Extract each line of the material that follows exactly and omit its pictures.
>> Start Given data
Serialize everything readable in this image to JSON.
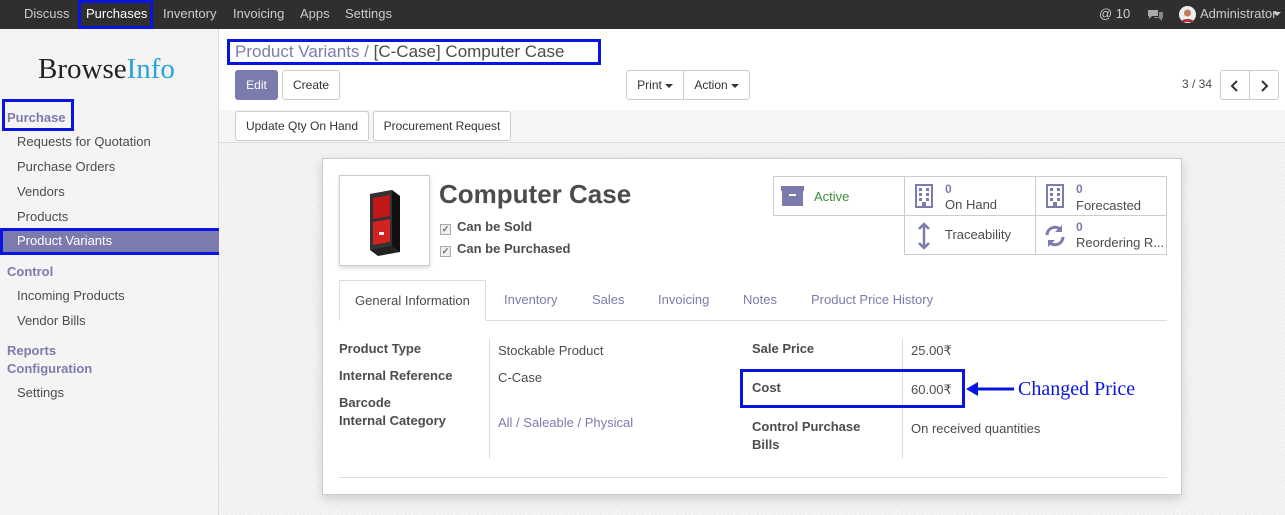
{
  "topbar": {
    "menu": [
      "Discuss",
      "Purchases",
      "Inventory",
      "Invoicing",
      "Apps",
      "Settings"
    ],
    "mentions": "@ 10",
    "user": "Administrator"
  },
  "sidebar": {
    "logo_a": "Browse",
    "logo_b": "Info",
    "section_purchase": "Purchase",
    "purchase_items": [
      "Requests for Quotation",
      "Purchase Orders",
      "Vendors",
      "Products",
      "Product Variants"
    ],
    "section_control": "Control",
    "control_items": [
      "Incoming Products",
      "Vendor Bills"
    ],
    "section_reports": "Reports",
    "section_configuration": "Configuration",
    "config_items": [
      "Settings"
    ]
  },
  "control_panel": {
    "breadcrumb_parent": "Product Variants",
    "breadcrumb_sep": "/",
    "breadcrumb_current": "[C-Case] Computer Case",
    "edit": "Edit",
    "create": "Create",
    "print": "Print",
    "action": "Action",
    "pager": "3 / 34"
  },
  "statusbar": {
    "update_qty": "Update Qty On Hand",
    "procurement": "Procurement Request"
  },
  "product": {
    "name": "Computer Case",
    "can_be_sold": "Can be Sold",
    "can_be_purchased": "Can be Purchased"
  },
  "smart_buttons": {
    "active": "Active",
    "on_hand_num": "0",
    "on_hand": "On Hand",
    "forecasted_num": "0",
    "forecasted": "Forecasted",
    "traceability": "Traceability",
    "reordering_num": "0",
    "reordering": "Reordering R..."
  },
  "tabs": [
    "General Information",
    "Inventory",
    "Sales",
    "Invoicing",
    "Notes",
    "Product Price History"
  ],
  "fields": {
    "product_type_label": "Product Type",
    "product_type": "Stockable Product",
    "internal_ref_label": "Internal Reference",
    "internal_ref": "C-Case",
    "barcode_label": "Barcode",
    "internal_cat_label": "Internal Category",
    "internal_cat": "All / Saleable / Physical",
    "sale_price_label": "Sale Price",
    "sale_price": "25.00₹",
    "cost_label": "Cost",
    "cost": "60.00₹",
    "control_purchase_label_1": "Control Purchase",
    "control_purchase_label_2": "Bills",
    "control_purchase": "On received quantities"
  },
  "annotation": "Changed Price",
  "colors": {
    "accent": "#7c7bad",
    "highlight": "#0a14e0",
    "topbar": "#2f2f2f"
  }
}
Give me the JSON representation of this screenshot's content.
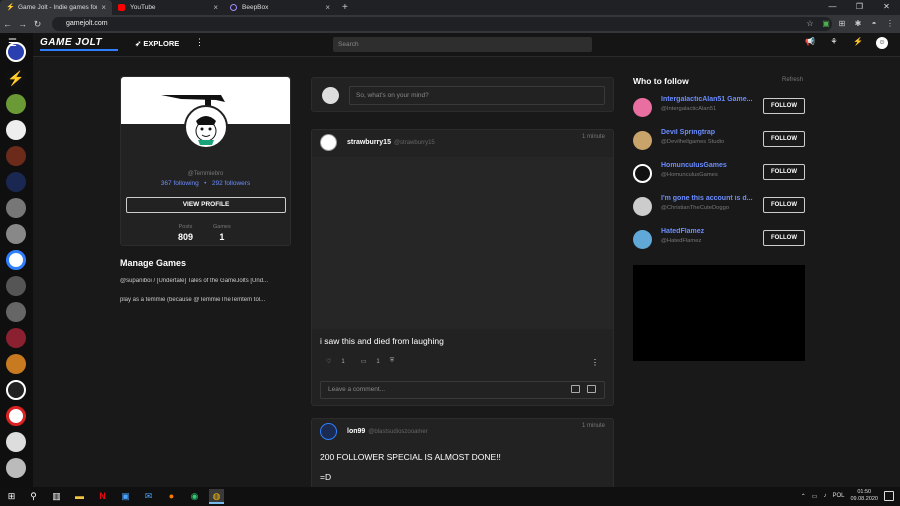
{
  "browser": {
    "tabs": [
      {
        "title": "Game Jolt - Indie games for the love",
        "active": true
      },
      {
        "title": "YouTube",
        "active": false
      },
      {
        "title": "BeepBox",
        "active": false
      }
    ],
    "new_tab": "+",
    "url": "gamejolt.com"
  },
  "site": {
    "logo": "GAME JOLT",
    "explore_label": "EXPLORE",
    "search_placeholder": "Search"
  },
  "profile": {
    "handle": "@Temmiebro",
    "following_count": "367",
    "following_label": "following",
    "followers_count": "292",
    "followers_label": "followers",
    "view_profile_label": "VIEW PROFILE",
    "posts_label": "Posts",
    "posts_value": "809",
    "games_label": "Games",
    "games_value": "1"
  },
  "manage_games": {
    "title": "Manage Games",
    "items": [
      "@supaniboi / [Undertale] Tales of the GameJolts [Und...",
      "play as a temmie (because @TemmieTheTemtem tol..."
    ]
  },
  "composer": {
    "placeholder": "So, what's on your mind?"
  },
  "posts": [
    {
      "username": "strawburry15",
      "at": "@strawburry15",
      "time": "1 minute",
      "text": "i saw this and died from laughing",
      "likes": "1",
      "comments": "1",
      "comment_placeholder": "Leave a comment..."
    },
    {
      "username": "lon99",
      "at": "@blastsudioszooamer",
      "time": "1 minute",
      "text": "200 FOLLOWER SPECIAL IS ALMOST DONE!!",
      "text2": "=D"
    }
  ],
  "who_to_follow": {
    "title": "Who to follow",
    "refresh": "Refresh",
    "follow_label": "FOLLOW",
    "users": [
      {
        "name": "IntergalacticAlan51 Game...",
        "handle": "@IntergalacticAlan51",
        "color": "#e86fa0"
      },
      {
        "name": "Devil Springtrap",
        "handle": "@Devilhellgames Studio",
        "color": "#c9a46a"
      },
      {
        "name": "HomunculusGames",
        "handle": "@HomunculusGames",
        "color": "#111111"
      },
      {
        "name": "I'm gone this account is d...",
        "handle": "@ChristianTheCuteDoggo",
        "color": "#cccccc"
      },
      {
        "name": "HatedFlamez",
        "handle": "@HatedFlamez",
        "color": "#5fa8d8"
      }
    ]
  },
  "taskbar": {
    "language": "POL",
    "time": "01:50",
    "date": "09.08.2020"
  },
  "colors": {
    "accent": "#2f7fff",
    "link": "#6c8dff",
    "background": "#191919",
    "card": "#222222"
  }
}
>> End Given data
> **Solved problem**:
Serialize everything readable in this image to JSON.
{
  "topbar": {
    "menu": [
      "Discuss",
      "Purchases",
      "Inventory",
      "Invoicing",
      "Apps",
      "Settings"
    ],
    "mentions": "@ 10",
    "user": "Administrator"
  },
  "sidebar": {
    "logo_a": "Browse",
    "logo_b": "Info",
    "section_purchase": "Purchase",
    "purchase_items": [
      "Requests for Quotation",
      "Purchase Orders",
      "Vendors",
      "Products",
      "Product Variants"
    ],
    "section_control": "Control",
    "control_items": [
      "Incoming Products",
      "Vendor Bills"
    ],
    "section_reports": "Reports",
    "section_configuration": "Configuration",
    "config_items": [
      "Settings"
    ]
  },
  "control_panel": {
    "breadcrumb_parent": "Product Variants",
    "breadcrumb_sep": "/",
    "breadcrumb_current": "[C-Case] Computer Case",
    "edit": "Edit",
    "create": "Create",
    "print": "Print",
    "action": "Action",
    "pager": "3 / 34"
  },
  "statusbar": {
    "update_qty": "Update Qty On Hand",
    "procurement": "Procurement Request"
  },
  "product": {
    "name": "Computer Case",
    "can_be_sold": "Can be Sold",
    "can_be_purchased": "Can be Purchased"
  },
  "smart_buttons": {
    "active": "Active",
    "on_hand_num": "0",
    "on_hand": "On Hand",
    "forecasted_num": "0",
    "forecasted": "Forecasted",
    "traceability": "Traceability",
    "reordering_num": "0",
    "reordering": "Reordering R..."
  },
  "tabs": [
    "General Information",
    "Inventory",
    "Sales",
    "Invoicing",
    "Notes",
    "Product Price History"
  ],
  "fields": {
    "product_type_label": "Product Type",
    "product_type": "Stockable Product",
    "internal_ref_label": "Internal Reference",
    "internal_ref": "C-Case",
    "barcode_label": "Barcode",
    "internal_cat_label": "Internal Category",
    "internal_cat": "All / Saleable / Physical",
    "sale_price_label": "Sale Price",
    "sale_price": "25.00₹",
    "cost_label": "Cost",
    "cost": "60.00₹",
    "control_purchase_label_1": "Control Purchase",
    "control_purchase_label_2": "Bills",
    "control_purchase": "On received quantities"
  },
  "annotation": "Changed Price",
  "colors": {
    "accent": "#7c7bad",
    "highlight": "#0a14e0",
    "topbar": "#2f2f2f"
  }
}
Give me the JSON representation of this screenshot's content.
{
  "browser": {
    "tabs": [
      {
        "title": "Game Jolt - Indie games for the love",
        "active": true
      },
      {
        "title": "YouTube",
        "active": false
      },
      {
        "title": "BeepBox",
        "active": false
      }
    ],
    "new_tab": "+",
    "url": "gamejolt.com"
  },
  "site": {
    "logo": "GAME JOLT",
    "explore_label": "EXPLORE",
    "search_placeholder": "Search"
  },
  "profile": {
    "handle": "@Temmiebro",
    "following_count": "367",
    "following_label": "following",
    "followers_count": "292",
    "followers_label": "followers",
    "view_profile_label": "VIEW PROFILE",
    "posts_label": "Posts",
    "posts_value": "809",
    "games_label": "Games",
    "games_value": "1"
  },
  "manage_games": {
    "title": "Manage Games",
    "items": [
      "@supaniboi / [Undertale] Tales of the GameJolts [Und...",
      "play as a temmie (because @TemmieTheTemtem tol..."
    ]
  },
  "composer": {
    "placeholder": "So, what's on your mind?"
  },
  "posts": [
    {
      "username": "strawburry15",
      "at": "@strawburry15",
      "time": "1 minute",
      "text": "i saw this and died from laughing",
      "likes": "1",
      "comments": "1",
      "comment_placeholder": "Leave a comment..."
    },
    {
      "username": "lon99",
      "at": "@blastsudioszooamer",
      "time": "1 minute",
      "text": "200 FOLLOWER SPECIAL IS ALMOST DONE!!",
      "text2": "=D"
    }
  ],
  "who_to_follow": {
    "title": "Who to follow",
    "refresh": "Refresh",
    "follow_label": "FOLLOW",
    "users": [
      {
        "name": "IntergalacticAlan51 Game...",
        "handle": "@IntergalacticAlan51",
        "color": "#e86fa0"
      },
      {
        "name": "Devil Springtrap",
        "handle": "@Devilhellgames Studio",
        "color": "#c9a46a"
      },
      {
        "name": "HomunculusGames",
        "handle": "@HomunculusGames",
        "color": "#111111"
      },
      {
        "name": "I'm gone this account is d...",
        "handle": "@ChristianTheCuteDoggo",
        "color": "#cccccc"
      },
      {
        "name": "HatedFlamez",
        "handle": "@HatedFlamez",
        "color": "#5fa8d8"
      }
    ]
  },
  "taskbar": {
    "language": "POL",
    "time": "01:50",
    "date": "09.08.2020"
  },
  "colors": {
    "accent": "#2f7fff",
    "link": "#6c8dff",
    "background": "#191919",
    "card": "#222222"
  }
}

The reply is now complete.